→ EXERCISE DIRECTIONS: Find every line in the records below that holds the word "احضر", and copy it out.

(Records excerpted from a collection)
┄┄┄┄┄┄
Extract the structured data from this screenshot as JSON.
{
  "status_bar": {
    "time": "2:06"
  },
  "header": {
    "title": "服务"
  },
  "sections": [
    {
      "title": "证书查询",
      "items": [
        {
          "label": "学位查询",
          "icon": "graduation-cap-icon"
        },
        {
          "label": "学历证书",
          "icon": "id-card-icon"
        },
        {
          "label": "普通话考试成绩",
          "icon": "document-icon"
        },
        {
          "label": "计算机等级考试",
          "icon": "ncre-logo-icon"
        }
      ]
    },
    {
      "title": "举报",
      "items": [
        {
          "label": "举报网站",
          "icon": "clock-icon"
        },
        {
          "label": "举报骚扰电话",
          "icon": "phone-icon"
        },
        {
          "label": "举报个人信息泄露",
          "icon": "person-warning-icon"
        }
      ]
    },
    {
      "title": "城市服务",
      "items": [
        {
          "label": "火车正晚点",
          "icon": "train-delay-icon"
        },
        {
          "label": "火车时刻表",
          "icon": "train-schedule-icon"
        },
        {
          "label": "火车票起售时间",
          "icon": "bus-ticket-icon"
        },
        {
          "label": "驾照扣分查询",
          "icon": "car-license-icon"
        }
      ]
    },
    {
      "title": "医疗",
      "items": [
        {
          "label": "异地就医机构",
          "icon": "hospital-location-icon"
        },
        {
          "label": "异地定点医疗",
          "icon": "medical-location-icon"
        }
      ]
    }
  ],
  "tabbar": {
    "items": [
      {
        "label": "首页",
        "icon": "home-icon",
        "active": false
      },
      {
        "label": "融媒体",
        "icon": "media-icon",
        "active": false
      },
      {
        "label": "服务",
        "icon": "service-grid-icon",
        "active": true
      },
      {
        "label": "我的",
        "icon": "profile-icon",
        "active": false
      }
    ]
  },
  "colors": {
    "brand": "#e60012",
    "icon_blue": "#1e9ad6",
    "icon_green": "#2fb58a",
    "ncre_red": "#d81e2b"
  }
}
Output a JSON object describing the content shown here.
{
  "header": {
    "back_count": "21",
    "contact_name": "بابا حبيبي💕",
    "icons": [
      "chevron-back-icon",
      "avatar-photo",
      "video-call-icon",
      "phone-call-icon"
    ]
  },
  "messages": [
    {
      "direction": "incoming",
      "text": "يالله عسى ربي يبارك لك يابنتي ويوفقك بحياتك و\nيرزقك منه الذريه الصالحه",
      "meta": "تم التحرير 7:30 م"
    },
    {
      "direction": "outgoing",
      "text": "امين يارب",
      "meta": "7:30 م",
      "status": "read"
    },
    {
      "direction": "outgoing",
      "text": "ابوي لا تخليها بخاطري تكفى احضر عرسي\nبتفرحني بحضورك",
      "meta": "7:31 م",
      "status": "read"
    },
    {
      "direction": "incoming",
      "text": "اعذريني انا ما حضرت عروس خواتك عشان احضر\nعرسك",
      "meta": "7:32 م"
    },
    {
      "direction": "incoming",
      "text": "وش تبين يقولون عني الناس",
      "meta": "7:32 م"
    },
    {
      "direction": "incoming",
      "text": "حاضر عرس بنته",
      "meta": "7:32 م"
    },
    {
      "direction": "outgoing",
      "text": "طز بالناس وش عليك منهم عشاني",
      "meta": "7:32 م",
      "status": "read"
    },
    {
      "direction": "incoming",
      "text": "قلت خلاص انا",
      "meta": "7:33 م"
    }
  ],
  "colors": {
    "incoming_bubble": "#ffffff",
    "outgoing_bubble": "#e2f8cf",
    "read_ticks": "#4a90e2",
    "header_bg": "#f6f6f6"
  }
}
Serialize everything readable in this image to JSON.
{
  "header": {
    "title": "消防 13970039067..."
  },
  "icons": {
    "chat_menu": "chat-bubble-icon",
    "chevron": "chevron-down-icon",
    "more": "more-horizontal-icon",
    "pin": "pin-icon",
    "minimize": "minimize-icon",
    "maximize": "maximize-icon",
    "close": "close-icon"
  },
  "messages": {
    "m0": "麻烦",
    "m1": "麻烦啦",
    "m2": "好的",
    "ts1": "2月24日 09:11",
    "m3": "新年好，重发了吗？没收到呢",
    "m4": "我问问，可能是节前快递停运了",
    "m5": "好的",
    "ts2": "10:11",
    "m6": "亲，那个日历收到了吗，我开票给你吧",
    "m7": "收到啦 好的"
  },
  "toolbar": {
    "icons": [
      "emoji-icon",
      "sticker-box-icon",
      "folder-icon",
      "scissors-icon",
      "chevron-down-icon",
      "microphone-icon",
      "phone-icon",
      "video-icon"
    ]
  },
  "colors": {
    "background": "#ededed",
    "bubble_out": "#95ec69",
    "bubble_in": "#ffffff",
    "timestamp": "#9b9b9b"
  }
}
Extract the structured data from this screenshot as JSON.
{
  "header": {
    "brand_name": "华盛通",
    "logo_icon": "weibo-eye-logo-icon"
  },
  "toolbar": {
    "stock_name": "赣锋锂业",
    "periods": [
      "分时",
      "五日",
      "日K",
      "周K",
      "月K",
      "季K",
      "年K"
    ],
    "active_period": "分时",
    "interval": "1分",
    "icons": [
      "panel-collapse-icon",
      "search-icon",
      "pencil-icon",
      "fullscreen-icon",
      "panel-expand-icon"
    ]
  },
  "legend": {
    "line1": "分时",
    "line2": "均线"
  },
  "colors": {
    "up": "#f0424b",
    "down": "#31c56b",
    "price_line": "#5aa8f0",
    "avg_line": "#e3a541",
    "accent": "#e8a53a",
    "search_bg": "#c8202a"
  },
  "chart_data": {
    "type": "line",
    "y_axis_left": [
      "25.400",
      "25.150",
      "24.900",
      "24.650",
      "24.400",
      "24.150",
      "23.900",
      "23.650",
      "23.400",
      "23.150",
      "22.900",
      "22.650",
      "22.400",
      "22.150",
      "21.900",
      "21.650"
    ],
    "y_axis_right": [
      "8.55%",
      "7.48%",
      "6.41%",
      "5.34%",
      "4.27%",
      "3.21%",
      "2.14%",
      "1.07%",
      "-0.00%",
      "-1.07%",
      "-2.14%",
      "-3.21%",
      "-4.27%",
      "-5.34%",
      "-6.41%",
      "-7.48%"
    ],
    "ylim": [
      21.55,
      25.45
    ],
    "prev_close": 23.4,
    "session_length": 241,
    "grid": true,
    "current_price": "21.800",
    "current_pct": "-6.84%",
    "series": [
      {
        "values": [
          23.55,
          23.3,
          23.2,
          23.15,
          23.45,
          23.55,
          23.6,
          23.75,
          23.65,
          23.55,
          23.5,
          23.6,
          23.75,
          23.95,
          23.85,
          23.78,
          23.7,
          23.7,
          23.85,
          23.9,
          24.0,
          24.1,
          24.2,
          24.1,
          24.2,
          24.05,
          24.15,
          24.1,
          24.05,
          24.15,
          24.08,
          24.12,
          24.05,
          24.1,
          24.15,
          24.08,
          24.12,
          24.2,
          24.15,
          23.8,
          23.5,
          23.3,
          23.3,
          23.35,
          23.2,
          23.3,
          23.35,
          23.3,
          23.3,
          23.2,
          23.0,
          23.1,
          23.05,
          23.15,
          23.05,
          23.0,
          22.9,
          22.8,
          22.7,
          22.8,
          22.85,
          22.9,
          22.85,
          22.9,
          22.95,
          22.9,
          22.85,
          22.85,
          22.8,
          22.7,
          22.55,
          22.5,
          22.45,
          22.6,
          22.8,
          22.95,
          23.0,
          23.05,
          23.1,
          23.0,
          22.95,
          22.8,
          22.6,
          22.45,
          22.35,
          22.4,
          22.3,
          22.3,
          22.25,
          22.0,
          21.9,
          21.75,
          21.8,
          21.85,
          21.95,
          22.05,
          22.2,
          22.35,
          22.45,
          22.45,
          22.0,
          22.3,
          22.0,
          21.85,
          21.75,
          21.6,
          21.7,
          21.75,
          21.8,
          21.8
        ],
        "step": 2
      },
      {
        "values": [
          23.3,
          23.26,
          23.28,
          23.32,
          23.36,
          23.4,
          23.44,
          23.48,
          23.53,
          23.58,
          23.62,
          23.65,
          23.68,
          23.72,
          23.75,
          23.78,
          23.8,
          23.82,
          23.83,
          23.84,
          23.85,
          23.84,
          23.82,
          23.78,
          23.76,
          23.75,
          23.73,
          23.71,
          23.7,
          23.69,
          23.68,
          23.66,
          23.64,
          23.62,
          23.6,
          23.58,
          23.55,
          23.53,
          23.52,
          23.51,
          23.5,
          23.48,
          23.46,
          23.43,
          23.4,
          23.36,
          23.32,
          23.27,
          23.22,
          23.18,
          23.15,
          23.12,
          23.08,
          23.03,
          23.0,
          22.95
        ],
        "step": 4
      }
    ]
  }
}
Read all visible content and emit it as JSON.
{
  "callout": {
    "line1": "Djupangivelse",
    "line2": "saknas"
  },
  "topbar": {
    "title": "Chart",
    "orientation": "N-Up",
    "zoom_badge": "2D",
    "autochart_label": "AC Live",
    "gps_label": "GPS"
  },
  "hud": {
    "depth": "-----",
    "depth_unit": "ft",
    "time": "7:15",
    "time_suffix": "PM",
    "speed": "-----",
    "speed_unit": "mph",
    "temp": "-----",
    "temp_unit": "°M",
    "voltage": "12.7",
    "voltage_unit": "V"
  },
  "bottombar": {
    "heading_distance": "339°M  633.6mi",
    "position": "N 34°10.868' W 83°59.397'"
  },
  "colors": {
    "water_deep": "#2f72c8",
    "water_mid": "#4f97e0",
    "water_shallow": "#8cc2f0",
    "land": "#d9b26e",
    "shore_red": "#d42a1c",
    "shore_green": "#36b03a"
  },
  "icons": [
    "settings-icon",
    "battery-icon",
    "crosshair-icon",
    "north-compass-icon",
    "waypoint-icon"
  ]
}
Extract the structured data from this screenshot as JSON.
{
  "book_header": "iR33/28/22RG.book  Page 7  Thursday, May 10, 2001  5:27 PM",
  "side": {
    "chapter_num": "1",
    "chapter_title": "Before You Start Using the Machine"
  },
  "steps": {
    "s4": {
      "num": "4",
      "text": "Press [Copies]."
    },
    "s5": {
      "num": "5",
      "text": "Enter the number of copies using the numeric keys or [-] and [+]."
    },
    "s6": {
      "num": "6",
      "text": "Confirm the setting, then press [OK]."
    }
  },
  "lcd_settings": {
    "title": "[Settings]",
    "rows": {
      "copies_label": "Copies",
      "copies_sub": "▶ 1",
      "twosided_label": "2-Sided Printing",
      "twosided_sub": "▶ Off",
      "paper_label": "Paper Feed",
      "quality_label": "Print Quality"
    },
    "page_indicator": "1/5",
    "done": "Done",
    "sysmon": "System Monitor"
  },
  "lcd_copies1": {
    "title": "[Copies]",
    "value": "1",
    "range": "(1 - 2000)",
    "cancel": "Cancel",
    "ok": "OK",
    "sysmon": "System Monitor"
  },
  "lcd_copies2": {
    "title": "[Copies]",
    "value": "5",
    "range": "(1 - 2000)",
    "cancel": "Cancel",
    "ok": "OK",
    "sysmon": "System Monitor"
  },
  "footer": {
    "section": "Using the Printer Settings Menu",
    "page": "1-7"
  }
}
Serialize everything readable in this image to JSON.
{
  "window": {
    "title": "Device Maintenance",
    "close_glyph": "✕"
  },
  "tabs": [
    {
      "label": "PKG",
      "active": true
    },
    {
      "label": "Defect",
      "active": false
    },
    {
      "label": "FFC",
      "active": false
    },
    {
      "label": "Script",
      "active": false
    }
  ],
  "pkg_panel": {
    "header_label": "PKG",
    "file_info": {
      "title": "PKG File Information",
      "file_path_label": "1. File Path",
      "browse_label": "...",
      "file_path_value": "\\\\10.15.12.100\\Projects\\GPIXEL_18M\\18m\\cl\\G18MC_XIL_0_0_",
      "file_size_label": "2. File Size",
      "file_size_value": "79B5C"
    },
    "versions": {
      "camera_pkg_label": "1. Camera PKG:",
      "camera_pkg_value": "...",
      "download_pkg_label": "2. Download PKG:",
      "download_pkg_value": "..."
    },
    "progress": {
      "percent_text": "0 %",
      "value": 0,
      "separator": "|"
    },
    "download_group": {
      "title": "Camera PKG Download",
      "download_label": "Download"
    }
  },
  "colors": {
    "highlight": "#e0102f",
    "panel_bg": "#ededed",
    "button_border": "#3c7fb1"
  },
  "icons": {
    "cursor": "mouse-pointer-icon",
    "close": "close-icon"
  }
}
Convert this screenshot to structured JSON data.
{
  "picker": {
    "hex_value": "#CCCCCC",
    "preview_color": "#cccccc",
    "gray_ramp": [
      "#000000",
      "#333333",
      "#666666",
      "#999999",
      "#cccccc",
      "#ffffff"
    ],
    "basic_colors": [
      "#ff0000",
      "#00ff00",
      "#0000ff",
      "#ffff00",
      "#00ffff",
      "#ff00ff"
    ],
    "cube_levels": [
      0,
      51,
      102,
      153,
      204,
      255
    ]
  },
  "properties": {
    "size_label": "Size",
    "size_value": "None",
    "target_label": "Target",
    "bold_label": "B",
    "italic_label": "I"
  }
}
┄┄┄┄┄┄
→ OUTPUT:
      "text": "ابوي لا تخليها بخاطري تكفى احضر عرسي\nبتفرحني بحضورك",
      "text": "اعذريني انا ما حضرت عروس خواتك عشان احضر\nعرسك",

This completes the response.